***** DATASET RECORDS

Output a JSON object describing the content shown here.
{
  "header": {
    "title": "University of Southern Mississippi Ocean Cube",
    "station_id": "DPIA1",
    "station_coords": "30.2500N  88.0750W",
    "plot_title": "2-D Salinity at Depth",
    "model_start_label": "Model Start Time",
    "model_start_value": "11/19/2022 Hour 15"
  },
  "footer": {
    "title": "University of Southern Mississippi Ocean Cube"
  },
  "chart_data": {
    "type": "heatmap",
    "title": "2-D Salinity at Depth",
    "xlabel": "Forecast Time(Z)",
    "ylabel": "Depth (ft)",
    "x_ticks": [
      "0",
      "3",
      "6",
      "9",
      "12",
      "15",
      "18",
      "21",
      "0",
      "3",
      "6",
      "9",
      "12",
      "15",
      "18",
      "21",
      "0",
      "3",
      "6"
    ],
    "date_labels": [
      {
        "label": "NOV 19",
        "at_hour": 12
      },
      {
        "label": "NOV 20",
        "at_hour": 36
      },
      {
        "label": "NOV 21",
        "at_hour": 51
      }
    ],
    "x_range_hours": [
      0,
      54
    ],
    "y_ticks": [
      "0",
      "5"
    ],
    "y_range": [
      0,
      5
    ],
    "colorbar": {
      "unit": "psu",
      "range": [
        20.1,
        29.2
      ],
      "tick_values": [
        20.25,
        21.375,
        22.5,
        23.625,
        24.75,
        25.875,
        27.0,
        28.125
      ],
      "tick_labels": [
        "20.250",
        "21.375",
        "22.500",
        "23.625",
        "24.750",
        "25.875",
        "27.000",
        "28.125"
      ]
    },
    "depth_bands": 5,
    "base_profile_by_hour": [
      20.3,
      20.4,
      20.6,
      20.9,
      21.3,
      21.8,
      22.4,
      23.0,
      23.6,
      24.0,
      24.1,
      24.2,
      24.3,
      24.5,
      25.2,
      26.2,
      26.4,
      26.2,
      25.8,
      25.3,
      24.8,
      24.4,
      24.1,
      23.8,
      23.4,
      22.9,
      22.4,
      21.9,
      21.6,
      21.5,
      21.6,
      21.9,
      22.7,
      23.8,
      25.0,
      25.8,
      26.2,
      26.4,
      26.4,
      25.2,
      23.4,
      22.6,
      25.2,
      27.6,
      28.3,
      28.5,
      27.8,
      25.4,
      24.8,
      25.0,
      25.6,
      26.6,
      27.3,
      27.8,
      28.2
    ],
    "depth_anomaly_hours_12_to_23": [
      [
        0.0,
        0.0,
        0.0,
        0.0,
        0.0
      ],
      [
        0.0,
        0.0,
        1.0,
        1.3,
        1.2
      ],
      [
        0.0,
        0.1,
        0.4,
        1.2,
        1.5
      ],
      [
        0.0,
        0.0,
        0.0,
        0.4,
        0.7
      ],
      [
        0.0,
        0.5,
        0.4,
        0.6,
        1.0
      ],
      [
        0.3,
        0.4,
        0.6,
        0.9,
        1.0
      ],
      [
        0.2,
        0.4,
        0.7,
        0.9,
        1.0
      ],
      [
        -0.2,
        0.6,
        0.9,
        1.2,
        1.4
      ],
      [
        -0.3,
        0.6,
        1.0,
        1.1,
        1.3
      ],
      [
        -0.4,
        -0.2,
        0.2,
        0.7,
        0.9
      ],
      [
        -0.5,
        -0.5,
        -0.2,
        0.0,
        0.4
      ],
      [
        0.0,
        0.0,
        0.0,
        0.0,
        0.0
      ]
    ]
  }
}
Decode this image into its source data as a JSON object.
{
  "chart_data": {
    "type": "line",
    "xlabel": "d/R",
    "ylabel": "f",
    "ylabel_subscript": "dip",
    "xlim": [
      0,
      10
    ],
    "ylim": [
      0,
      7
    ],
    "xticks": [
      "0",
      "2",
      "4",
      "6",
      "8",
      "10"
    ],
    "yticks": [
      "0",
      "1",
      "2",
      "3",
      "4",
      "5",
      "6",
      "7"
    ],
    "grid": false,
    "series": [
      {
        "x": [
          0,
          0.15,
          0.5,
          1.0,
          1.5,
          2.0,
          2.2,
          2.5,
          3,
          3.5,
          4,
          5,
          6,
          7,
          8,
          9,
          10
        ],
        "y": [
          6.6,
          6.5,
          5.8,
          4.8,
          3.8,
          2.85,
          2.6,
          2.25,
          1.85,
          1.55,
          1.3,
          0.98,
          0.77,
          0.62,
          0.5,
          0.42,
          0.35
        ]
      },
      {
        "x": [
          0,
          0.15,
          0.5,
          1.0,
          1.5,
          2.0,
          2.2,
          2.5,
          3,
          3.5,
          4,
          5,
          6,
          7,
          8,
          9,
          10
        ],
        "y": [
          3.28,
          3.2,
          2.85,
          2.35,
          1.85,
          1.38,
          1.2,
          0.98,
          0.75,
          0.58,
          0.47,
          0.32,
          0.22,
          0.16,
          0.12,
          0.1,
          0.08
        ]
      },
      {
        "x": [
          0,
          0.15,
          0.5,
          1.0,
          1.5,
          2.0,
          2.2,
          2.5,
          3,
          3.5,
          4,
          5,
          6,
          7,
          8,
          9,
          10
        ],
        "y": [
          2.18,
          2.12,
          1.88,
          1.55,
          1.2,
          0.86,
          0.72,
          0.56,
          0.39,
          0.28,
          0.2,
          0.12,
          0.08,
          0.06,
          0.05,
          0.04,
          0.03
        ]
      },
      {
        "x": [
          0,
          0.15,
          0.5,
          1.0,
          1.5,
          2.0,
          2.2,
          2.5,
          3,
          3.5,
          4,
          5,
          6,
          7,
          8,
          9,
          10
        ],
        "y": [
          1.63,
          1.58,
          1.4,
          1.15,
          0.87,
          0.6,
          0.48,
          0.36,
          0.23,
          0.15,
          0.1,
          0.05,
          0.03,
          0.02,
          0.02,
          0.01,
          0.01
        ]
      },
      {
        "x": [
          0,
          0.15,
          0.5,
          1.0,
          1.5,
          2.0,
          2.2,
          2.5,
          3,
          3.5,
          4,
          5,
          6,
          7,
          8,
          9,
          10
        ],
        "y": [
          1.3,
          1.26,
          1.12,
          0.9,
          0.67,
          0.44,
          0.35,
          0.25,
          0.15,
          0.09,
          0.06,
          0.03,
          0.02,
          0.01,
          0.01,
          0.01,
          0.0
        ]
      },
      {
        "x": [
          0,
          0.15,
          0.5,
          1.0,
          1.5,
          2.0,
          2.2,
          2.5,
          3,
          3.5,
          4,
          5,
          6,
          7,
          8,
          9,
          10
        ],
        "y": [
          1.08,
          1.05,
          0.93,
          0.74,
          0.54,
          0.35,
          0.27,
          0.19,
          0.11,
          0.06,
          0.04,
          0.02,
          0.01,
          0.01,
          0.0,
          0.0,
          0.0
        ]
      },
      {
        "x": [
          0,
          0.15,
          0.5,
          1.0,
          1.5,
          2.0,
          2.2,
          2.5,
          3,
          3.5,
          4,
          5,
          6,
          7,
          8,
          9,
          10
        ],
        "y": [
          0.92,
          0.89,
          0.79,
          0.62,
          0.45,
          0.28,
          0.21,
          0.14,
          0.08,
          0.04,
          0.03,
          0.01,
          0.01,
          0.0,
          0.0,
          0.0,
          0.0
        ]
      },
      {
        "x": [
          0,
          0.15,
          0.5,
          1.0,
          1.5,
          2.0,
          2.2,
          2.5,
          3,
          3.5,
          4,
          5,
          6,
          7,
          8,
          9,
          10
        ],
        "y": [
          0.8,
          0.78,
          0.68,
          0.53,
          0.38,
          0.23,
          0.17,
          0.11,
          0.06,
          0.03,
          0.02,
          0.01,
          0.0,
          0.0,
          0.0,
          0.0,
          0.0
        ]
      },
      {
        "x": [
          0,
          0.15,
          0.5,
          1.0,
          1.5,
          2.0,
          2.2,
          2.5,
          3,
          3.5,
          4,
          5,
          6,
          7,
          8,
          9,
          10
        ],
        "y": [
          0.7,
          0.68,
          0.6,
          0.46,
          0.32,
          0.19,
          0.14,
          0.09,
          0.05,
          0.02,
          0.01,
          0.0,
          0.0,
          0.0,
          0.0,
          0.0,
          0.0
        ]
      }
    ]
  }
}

**********

| WHAT IS NEEDED |
List the lines of the entries that include "object".

| TASK OUTPUT |
Output a JSON object describing the content shown here.
Decode this image into its source data as a JSON object.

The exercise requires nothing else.